What you will do:
Rewrite the items from the line containing "List each element" down to the line containing "data-point-marker[interactable] <box>380 173", changing "interactable" to "clickable" and keeping everything else the same. Return only those lines.
━━━━━━━━━━━━━━━━━━━━━━━━━━━━━━
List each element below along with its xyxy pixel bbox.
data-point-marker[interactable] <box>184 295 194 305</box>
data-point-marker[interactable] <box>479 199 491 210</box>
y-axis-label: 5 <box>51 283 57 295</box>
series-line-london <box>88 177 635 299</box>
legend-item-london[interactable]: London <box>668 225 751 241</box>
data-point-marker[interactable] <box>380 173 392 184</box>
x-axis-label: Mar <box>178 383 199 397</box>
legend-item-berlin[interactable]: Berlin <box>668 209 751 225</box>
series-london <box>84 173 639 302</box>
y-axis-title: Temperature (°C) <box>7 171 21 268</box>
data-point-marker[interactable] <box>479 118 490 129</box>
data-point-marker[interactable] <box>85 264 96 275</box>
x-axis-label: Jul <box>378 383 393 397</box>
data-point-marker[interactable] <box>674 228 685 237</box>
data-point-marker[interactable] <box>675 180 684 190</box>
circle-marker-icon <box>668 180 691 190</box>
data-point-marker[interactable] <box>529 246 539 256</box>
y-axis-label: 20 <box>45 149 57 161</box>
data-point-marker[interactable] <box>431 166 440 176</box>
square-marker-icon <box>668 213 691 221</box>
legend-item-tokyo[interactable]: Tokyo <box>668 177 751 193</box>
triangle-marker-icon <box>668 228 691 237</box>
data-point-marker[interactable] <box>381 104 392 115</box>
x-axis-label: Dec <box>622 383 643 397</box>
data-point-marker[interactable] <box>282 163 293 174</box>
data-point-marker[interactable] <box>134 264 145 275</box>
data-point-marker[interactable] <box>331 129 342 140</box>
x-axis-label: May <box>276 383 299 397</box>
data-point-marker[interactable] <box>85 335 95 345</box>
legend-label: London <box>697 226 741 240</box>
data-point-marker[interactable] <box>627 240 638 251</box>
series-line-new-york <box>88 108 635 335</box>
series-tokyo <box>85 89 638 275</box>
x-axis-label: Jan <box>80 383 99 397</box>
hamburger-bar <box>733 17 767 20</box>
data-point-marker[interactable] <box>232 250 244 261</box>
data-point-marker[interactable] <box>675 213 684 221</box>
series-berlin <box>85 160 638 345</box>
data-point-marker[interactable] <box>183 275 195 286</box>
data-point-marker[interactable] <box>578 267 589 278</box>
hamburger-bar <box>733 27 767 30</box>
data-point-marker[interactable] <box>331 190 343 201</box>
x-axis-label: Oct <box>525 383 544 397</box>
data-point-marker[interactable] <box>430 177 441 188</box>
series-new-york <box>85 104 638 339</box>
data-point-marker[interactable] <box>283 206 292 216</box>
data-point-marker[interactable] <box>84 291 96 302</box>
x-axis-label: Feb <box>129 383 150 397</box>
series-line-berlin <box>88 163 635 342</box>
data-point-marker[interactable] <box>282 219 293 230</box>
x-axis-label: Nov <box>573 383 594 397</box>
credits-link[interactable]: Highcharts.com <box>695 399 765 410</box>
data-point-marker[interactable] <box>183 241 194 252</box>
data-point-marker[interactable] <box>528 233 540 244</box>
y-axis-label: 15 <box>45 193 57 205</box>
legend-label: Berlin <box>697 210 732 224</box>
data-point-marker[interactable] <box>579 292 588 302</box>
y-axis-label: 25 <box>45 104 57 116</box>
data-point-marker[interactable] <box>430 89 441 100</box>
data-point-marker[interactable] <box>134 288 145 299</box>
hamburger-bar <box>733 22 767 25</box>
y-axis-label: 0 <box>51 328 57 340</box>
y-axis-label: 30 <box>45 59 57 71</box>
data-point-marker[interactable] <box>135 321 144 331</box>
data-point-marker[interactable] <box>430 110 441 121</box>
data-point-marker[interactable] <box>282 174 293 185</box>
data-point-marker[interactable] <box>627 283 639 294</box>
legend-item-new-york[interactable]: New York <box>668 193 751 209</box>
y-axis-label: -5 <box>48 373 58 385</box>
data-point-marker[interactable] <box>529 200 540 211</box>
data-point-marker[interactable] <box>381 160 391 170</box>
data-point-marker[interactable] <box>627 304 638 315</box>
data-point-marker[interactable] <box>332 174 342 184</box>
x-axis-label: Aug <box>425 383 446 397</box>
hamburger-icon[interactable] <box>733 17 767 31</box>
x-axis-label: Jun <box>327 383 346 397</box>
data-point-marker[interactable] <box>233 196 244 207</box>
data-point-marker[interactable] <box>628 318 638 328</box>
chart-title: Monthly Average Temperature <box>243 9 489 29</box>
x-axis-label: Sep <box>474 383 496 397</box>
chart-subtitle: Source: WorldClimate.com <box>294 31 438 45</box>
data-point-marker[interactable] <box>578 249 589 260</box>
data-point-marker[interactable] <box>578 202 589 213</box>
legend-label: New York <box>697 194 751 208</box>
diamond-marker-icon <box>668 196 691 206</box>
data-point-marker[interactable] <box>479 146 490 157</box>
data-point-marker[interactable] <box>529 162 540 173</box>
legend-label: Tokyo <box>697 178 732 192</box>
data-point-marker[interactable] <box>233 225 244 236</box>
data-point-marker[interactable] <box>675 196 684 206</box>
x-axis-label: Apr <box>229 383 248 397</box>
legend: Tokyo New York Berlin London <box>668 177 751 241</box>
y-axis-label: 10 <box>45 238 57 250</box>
━━━━━━━━━━━━━━━━━━━━━━━━━━━━━━
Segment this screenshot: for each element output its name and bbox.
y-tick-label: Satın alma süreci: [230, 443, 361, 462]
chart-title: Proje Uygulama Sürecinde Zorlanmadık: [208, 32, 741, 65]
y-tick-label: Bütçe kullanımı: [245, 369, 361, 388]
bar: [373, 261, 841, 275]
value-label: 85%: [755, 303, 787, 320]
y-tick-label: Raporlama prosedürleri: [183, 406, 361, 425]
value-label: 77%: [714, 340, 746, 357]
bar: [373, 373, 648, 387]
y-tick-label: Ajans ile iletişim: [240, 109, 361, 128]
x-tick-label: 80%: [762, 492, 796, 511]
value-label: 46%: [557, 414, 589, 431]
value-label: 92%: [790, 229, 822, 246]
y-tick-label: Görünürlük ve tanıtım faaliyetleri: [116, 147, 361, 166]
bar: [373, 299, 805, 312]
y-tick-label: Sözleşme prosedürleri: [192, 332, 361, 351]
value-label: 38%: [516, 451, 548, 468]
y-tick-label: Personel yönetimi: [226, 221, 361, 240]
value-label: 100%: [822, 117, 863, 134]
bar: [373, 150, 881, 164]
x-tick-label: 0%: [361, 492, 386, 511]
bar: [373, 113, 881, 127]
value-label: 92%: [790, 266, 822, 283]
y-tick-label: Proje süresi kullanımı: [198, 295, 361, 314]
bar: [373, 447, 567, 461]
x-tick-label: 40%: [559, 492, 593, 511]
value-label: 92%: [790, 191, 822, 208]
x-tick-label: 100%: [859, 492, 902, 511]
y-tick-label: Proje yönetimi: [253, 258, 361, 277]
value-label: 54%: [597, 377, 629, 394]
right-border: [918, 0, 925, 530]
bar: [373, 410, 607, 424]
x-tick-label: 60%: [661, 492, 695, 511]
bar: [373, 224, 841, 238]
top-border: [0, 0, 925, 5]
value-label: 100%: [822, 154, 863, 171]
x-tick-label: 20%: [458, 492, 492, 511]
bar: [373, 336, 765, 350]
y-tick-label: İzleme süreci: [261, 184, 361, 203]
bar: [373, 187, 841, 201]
━━━━━━━━━━━━━━━━━━━━━━━━━━━━━━
The result:
List each element below along with its xyxy pixel bbox.
data-point-marker[clickable] <box>184 295 194 305</box>
data-point-marker[clickable] <box>479 199 491 210</box>
y-axis-label: 5 <box>51 283 57 295</box>
series-line-london <box>88 177 635 299</box>
legend-item-london[clickable]: London <box>668 225 751 241</box>
data-point-marker[clickable] <box>380 173 392 184</box>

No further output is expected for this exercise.